*** Opening of Records supplied ***
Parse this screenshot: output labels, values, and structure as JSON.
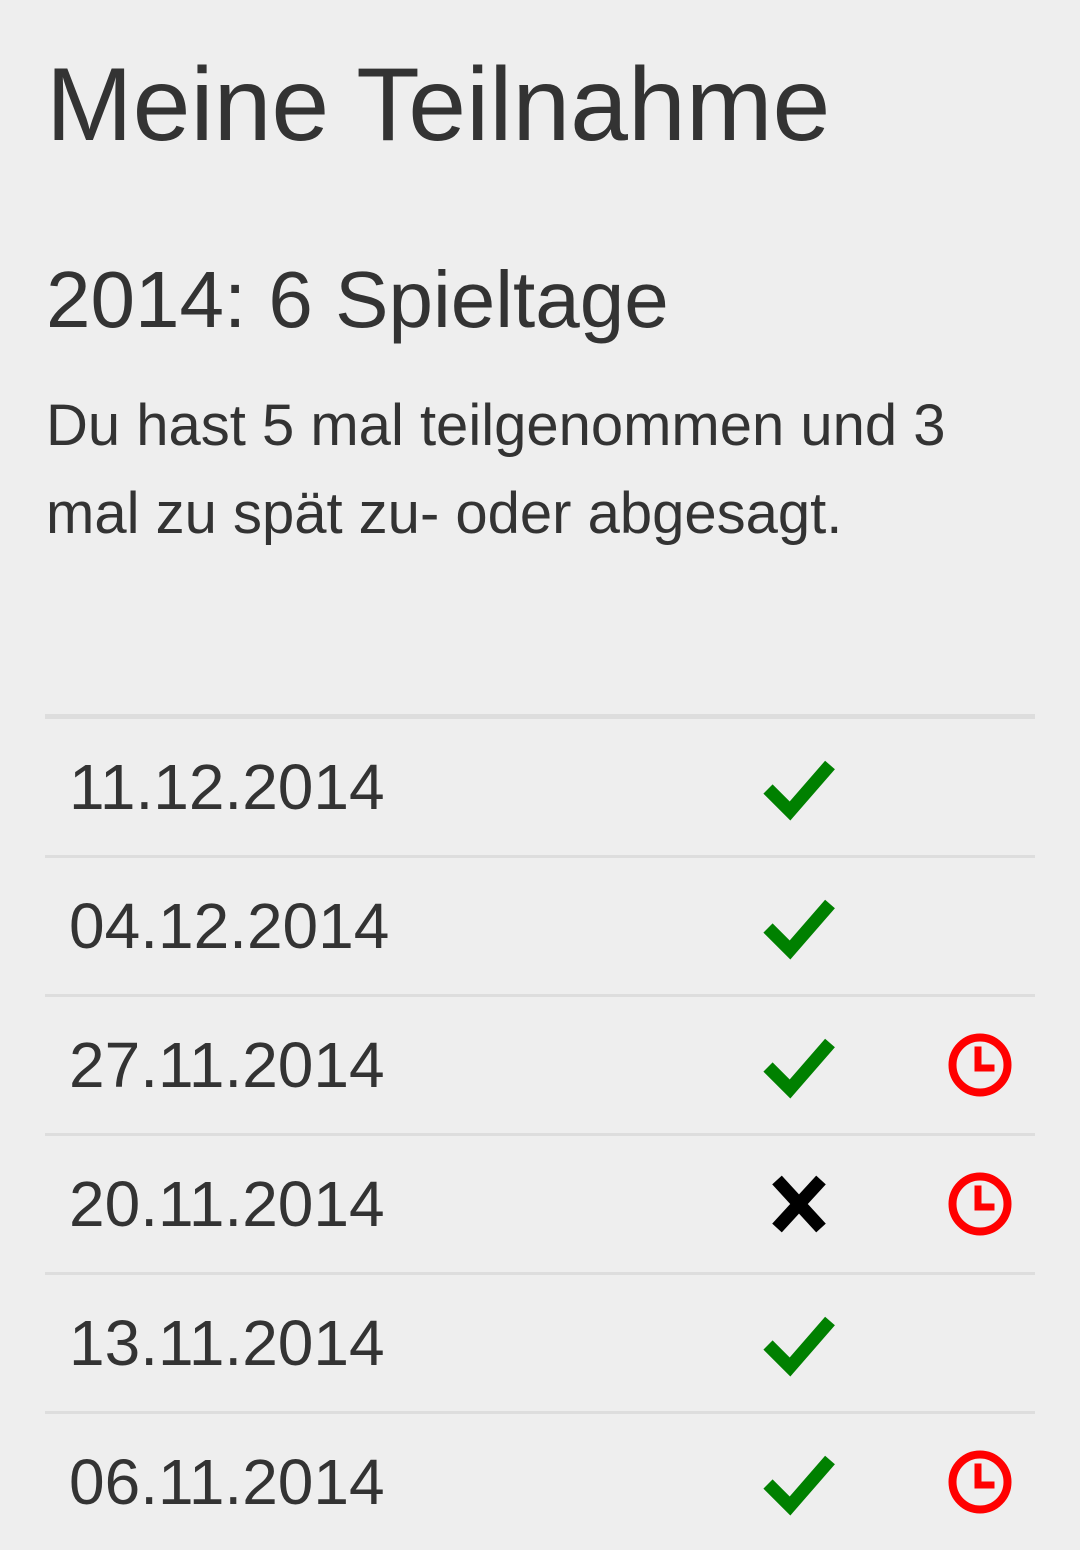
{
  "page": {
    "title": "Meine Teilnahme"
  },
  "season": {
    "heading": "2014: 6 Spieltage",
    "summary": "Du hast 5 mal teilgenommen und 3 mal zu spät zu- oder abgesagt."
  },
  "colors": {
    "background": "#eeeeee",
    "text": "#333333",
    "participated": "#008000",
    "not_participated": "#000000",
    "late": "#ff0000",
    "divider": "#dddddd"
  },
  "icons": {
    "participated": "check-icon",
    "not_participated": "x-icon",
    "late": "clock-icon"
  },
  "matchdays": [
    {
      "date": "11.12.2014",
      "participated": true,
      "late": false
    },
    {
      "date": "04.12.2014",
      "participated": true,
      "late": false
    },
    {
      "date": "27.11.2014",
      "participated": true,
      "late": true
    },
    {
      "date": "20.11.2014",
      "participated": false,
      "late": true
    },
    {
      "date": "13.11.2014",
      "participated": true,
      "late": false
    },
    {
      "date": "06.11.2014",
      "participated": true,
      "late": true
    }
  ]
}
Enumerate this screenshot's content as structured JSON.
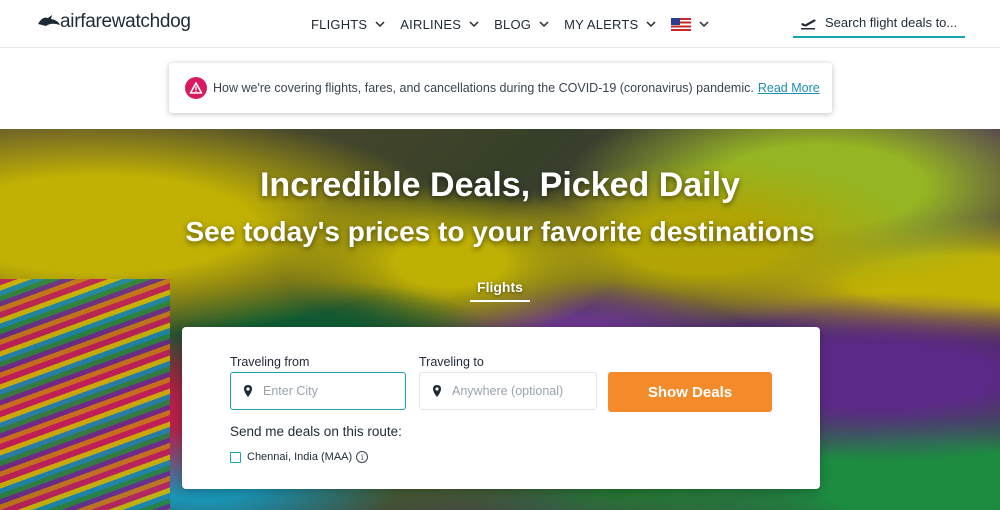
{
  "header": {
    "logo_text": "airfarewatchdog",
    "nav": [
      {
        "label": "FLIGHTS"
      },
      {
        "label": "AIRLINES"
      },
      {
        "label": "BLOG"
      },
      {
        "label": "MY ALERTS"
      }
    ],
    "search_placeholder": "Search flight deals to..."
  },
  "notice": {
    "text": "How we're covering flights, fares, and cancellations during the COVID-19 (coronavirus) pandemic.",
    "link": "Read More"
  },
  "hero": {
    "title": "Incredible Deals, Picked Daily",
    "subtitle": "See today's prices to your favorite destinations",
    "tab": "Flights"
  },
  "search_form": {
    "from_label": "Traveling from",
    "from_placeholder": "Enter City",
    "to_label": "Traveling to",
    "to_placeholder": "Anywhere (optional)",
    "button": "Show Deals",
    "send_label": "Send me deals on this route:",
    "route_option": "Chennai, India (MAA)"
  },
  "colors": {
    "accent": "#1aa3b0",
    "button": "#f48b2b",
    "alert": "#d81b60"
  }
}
*** Close of Records supplied ***
About this task
State the count of lines in the preceding listing that include the string "JSON". No other words belong in the answer.

Answer
2